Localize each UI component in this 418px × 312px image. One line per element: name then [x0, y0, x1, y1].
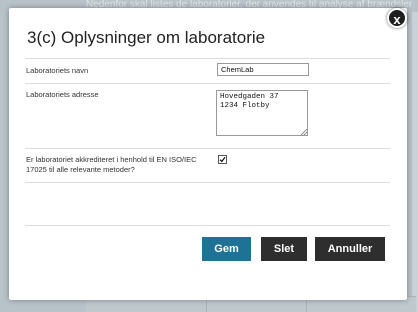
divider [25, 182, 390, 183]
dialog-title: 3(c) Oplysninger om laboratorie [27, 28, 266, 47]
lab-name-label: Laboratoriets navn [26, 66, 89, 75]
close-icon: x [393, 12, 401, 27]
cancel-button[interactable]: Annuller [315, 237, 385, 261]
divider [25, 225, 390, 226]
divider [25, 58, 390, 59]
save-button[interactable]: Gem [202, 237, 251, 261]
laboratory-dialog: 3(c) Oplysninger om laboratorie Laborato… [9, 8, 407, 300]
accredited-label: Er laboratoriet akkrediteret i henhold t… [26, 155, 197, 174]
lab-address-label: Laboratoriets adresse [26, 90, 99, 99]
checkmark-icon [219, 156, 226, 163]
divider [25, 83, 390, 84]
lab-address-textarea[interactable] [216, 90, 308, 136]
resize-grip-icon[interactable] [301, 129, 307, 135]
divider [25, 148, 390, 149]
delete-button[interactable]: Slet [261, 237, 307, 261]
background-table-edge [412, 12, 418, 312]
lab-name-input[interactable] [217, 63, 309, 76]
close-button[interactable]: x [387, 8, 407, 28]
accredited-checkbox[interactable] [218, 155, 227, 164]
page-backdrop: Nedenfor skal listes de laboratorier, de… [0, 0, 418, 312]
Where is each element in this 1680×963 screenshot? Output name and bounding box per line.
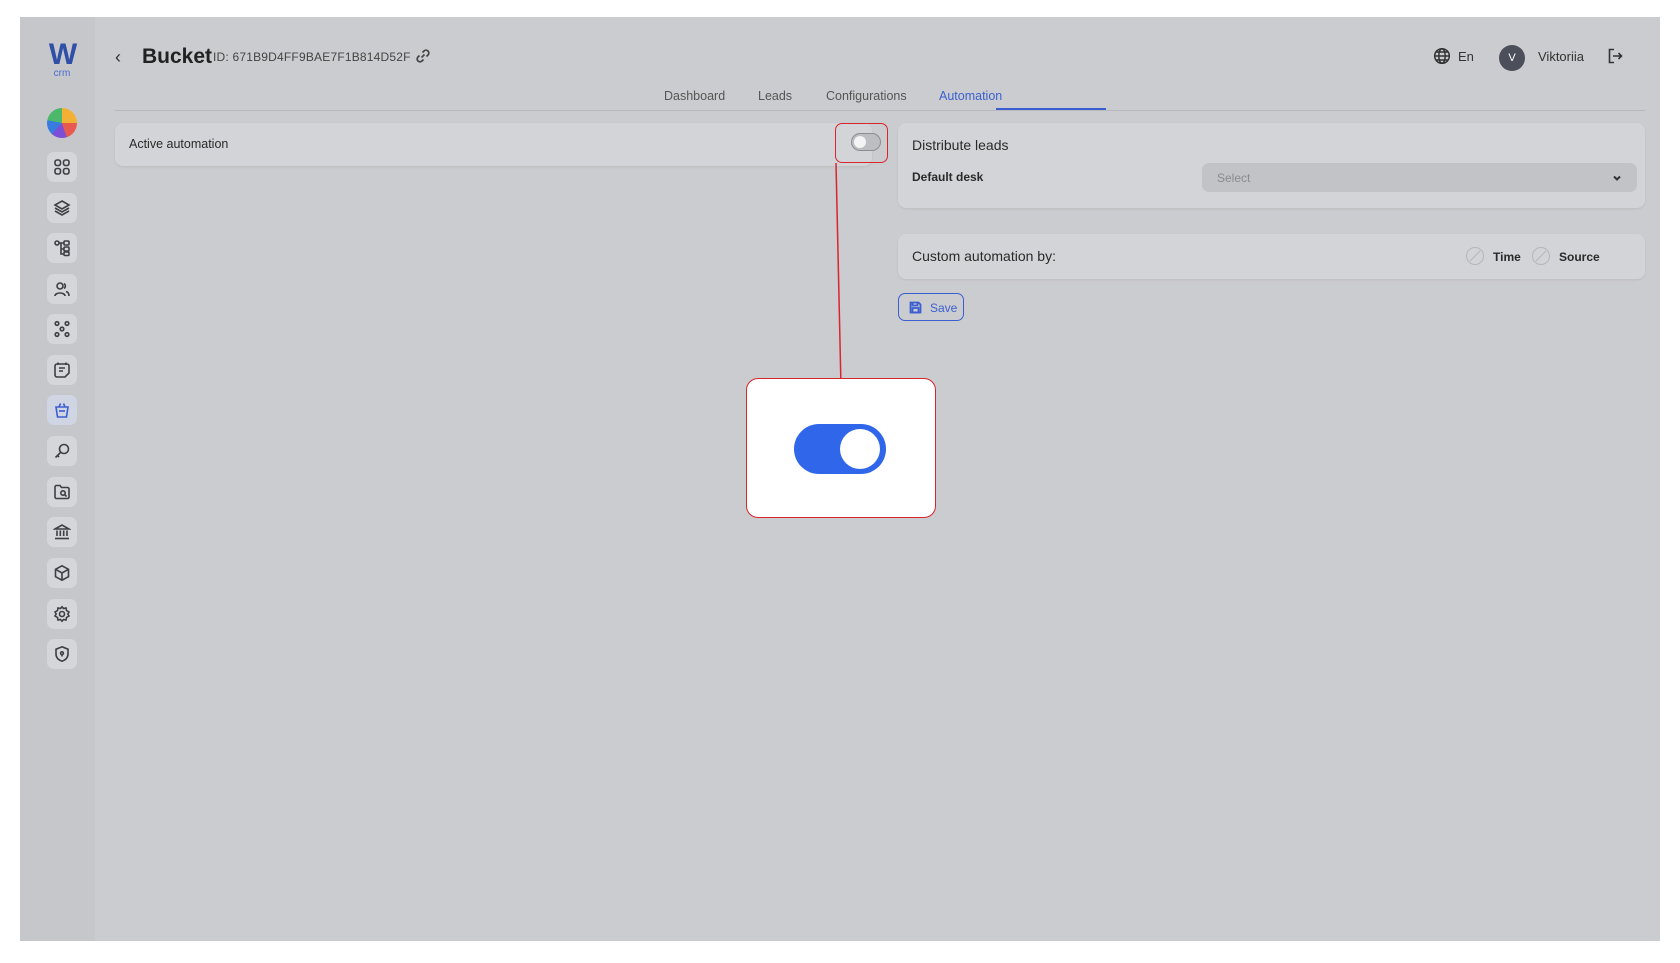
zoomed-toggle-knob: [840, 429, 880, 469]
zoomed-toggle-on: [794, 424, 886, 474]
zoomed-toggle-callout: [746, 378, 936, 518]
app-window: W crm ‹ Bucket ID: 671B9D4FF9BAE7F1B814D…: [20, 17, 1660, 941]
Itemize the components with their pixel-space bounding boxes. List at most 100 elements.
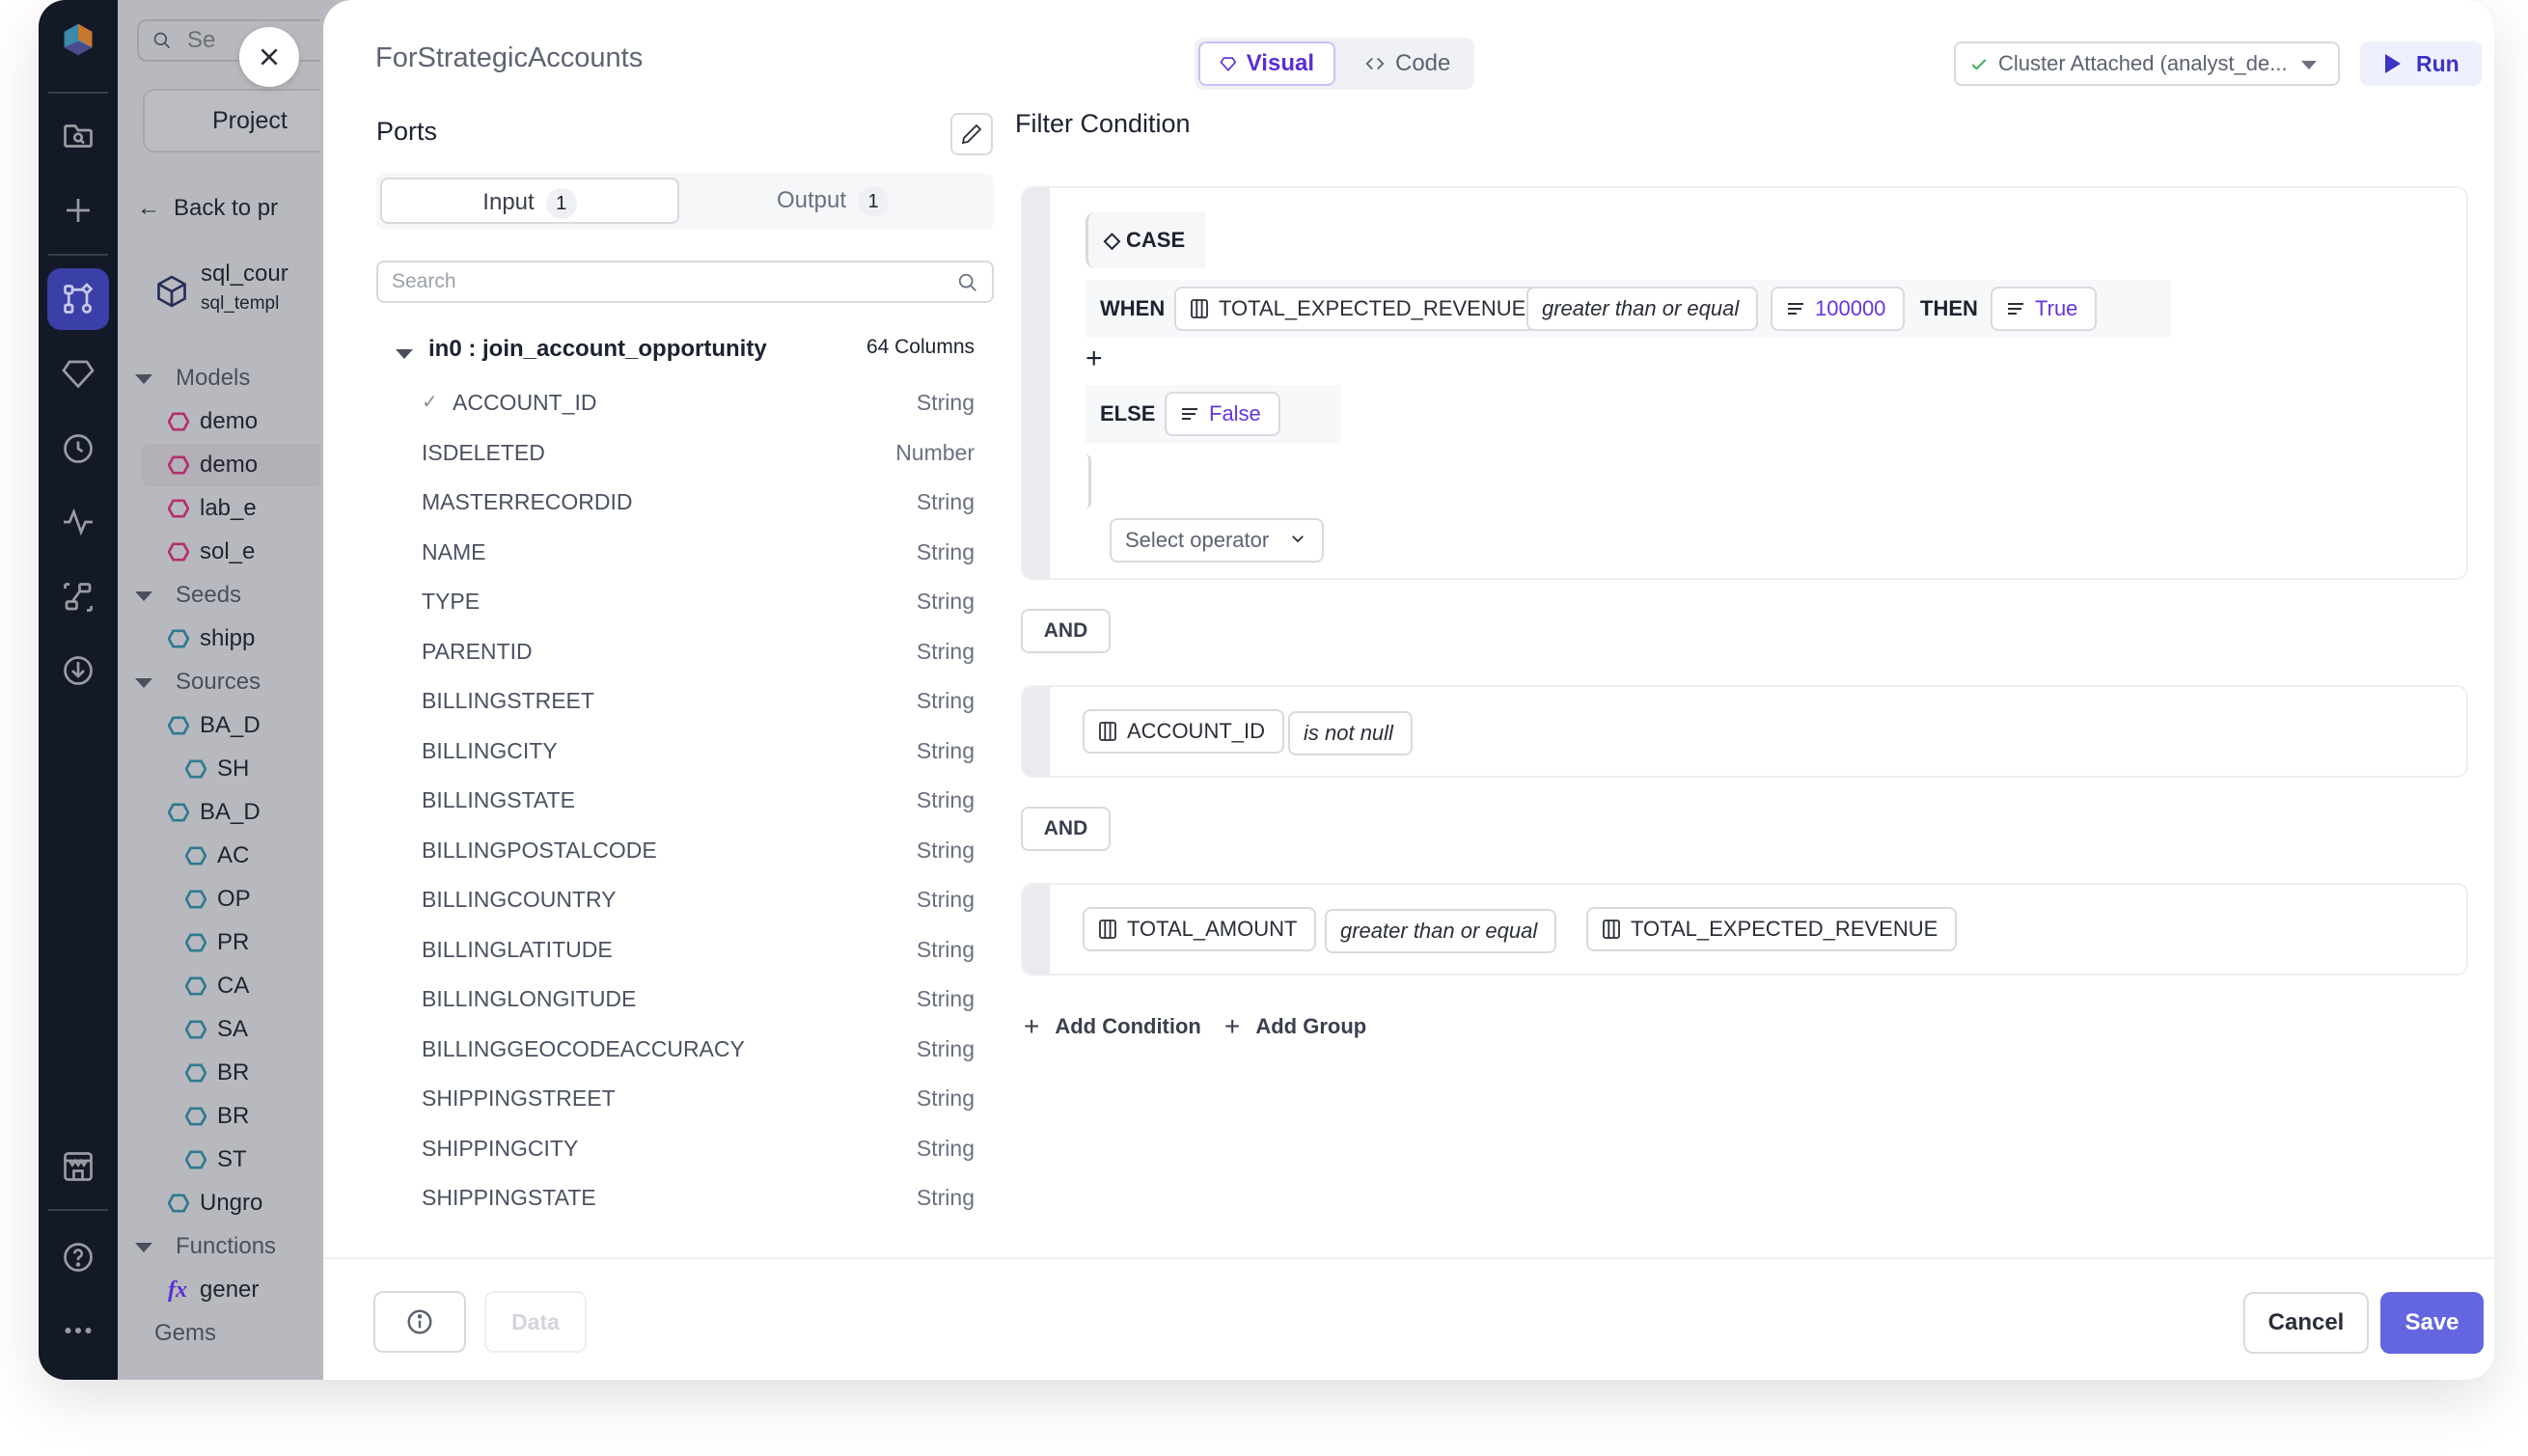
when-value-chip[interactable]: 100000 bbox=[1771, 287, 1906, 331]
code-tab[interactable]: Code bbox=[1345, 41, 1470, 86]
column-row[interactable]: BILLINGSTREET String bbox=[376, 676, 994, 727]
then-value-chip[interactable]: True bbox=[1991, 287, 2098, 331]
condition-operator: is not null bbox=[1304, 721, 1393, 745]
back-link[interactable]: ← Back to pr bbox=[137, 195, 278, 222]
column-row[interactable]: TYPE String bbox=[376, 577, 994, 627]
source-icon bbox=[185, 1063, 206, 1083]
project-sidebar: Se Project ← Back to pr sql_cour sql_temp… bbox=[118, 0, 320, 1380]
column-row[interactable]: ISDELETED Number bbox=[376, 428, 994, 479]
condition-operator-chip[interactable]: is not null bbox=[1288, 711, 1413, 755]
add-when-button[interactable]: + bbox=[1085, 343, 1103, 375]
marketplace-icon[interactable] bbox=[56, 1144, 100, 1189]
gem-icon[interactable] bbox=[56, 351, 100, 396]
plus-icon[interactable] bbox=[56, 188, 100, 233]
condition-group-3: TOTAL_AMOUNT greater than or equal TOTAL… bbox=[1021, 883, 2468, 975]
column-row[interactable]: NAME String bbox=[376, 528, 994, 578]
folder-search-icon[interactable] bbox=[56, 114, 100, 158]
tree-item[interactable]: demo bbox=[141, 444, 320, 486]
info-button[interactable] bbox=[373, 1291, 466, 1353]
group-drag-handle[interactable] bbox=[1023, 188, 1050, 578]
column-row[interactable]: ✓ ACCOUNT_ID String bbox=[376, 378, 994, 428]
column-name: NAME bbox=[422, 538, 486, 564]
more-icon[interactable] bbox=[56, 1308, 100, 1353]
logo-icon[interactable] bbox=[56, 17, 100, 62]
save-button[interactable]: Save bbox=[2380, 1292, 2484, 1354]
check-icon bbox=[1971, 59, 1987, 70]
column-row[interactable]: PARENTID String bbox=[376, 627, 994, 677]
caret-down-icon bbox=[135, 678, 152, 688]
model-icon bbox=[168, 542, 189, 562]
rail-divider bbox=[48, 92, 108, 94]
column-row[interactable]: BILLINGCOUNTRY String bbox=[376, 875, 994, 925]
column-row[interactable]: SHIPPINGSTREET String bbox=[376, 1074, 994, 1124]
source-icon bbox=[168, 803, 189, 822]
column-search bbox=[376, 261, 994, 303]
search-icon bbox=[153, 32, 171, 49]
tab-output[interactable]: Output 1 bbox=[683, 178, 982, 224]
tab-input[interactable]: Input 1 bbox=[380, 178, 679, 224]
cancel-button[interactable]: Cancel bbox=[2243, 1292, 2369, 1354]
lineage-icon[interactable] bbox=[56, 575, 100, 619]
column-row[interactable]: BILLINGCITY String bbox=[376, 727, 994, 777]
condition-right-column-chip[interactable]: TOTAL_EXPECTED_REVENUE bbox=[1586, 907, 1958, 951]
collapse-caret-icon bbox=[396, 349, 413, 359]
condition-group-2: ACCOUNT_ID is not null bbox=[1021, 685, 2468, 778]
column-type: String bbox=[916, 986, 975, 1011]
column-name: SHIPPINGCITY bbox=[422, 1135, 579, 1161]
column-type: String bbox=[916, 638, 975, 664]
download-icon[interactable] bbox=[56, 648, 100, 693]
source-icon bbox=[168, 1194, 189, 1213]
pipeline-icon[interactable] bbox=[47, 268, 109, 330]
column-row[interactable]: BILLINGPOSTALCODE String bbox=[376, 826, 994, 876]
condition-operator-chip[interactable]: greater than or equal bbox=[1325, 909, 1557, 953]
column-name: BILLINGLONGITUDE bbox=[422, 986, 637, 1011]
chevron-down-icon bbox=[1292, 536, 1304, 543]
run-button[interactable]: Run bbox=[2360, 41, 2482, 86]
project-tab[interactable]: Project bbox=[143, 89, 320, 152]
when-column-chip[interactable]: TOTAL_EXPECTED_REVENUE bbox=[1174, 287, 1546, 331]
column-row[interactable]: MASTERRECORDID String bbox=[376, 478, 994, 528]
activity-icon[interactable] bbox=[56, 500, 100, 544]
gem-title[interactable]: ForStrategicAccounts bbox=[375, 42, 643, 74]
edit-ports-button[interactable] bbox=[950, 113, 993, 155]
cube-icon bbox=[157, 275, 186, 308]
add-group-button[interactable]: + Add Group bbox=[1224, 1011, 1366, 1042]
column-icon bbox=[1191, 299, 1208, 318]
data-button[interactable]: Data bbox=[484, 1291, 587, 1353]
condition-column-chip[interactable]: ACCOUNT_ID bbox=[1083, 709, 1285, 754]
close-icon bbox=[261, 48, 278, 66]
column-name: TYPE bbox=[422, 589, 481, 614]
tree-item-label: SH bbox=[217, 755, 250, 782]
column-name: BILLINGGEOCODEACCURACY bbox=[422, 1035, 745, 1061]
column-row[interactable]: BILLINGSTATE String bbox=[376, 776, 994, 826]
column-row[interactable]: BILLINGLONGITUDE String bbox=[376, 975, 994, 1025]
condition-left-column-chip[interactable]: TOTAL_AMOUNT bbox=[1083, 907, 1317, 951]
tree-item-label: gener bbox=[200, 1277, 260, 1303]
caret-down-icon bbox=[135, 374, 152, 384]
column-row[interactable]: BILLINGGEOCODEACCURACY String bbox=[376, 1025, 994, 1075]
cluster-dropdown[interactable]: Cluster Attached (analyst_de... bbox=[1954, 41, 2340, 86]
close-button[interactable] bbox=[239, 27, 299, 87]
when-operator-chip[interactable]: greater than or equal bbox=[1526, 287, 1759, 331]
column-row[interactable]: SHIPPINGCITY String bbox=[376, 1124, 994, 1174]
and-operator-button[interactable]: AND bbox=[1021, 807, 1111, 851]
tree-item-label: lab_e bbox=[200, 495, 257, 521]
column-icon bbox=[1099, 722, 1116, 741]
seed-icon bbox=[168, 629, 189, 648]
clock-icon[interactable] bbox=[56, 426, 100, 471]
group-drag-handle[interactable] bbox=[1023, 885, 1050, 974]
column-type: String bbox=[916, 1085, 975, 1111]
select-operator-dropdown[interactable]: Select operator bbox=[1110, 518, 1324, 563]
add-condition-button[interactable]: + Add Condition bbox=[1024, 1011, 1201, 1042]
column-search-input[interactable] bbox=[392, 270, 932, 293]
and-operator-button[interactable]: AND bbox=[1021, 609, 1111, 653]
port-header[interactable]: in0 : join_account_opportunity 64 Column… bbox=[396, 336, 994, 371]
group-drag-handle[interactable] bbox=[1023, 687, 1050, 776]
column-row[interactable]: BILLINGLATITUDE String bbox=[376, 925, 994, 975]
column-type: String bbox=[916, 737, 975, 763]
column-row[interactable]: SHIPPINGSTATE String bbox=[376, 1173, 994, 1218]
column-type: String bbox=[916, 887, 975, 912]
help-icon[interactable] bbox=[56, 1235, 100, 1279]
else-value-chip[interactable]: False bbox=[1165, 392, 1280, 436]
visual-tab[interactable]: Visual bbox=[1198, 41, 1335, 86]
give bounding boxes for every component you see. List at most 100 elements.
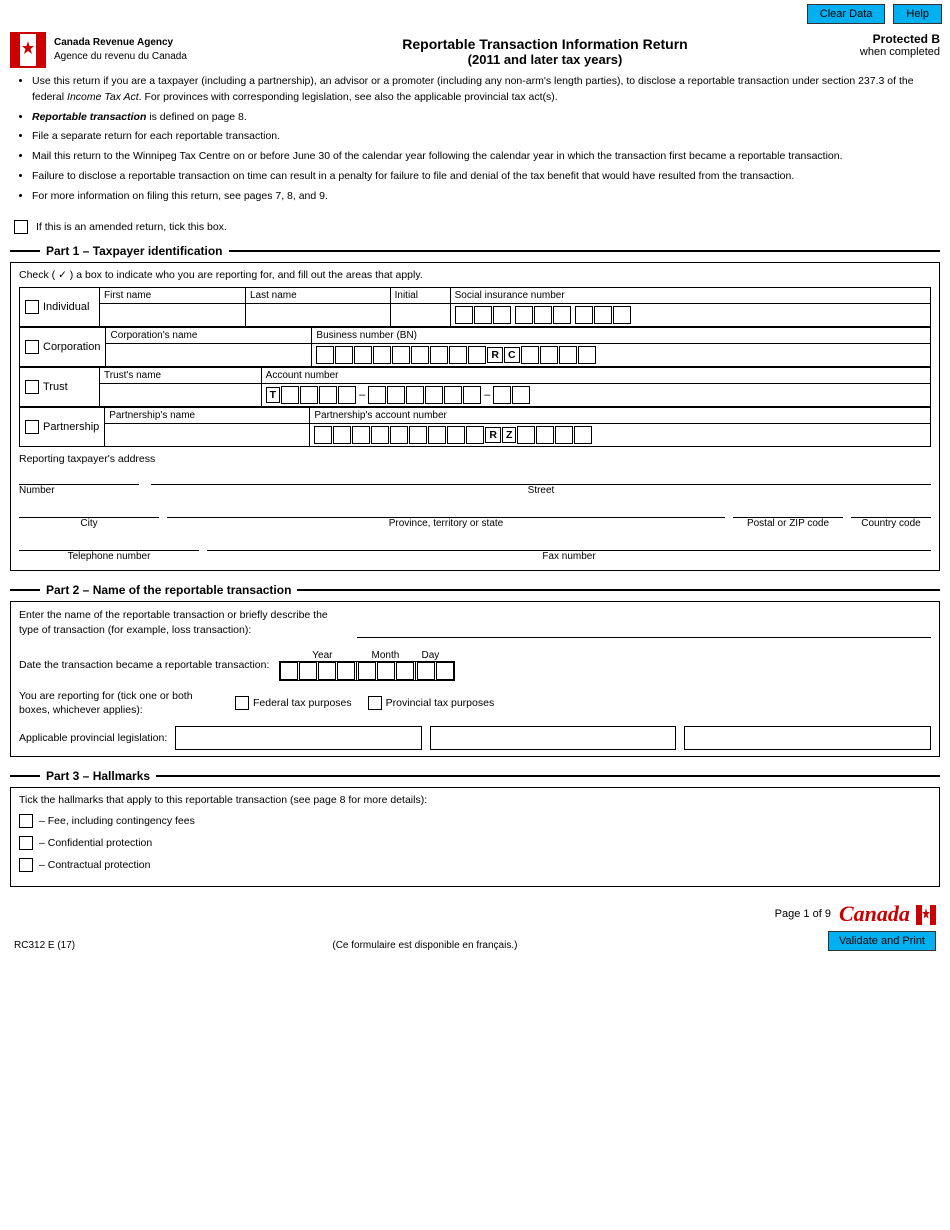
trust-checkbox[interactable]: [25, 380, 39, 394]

***

■ ZIEL DER ÜBUNG: Formatieren Sie die Zeilen als JSON-Liste von Zeichenketten mit einem Eintrag je Zeile und ohne Leerzeilen. Beginnen Sie bei der Zeile mit „divider [25, 182, 390, 183]“ und enden Sie nach der Zeile mit „lab-address-textarea[interactable] [216, 90, 308, 136]“.

■ SCHRIFTLICHE LÖSUNG:
[
  "divider [25, 182, 390, 183]",
  "dialog-title: 3(c) Oplysninger om laboratorie [27, 28, 266, 47]",
  "lab-name-label: Laboratoriets navn [26, 66, 89, 75]",
  "close-icon: x [393, 12, 401, 27]",
  "cancel-button[interactable]: Annuller [315, 237, 385, 261]",
  "divider [25, 225, 390, 226]",
  "divider [25, 58, 390, 59]",
  "save-button[interactable]: Gem [202, 237, 251, 261]",
  "laboratory-dialog: 3(c) Oplysninger om laboratorie Laborato… [9, 8, 407, 300]",
  "accredited-label: Er laboratoriet akkrediteret i henhold t… [26, 155, 197, 174]",
  "lab-address-label: Laboratoriets adresse [26, 90, 99, 99]",
  "checkmark-icon [219, 156, 226, 163]",
  "divider [25, 83, 390, 84]",
  "lab-address-textarea[interactable] [216, 90, 308, 136]"
]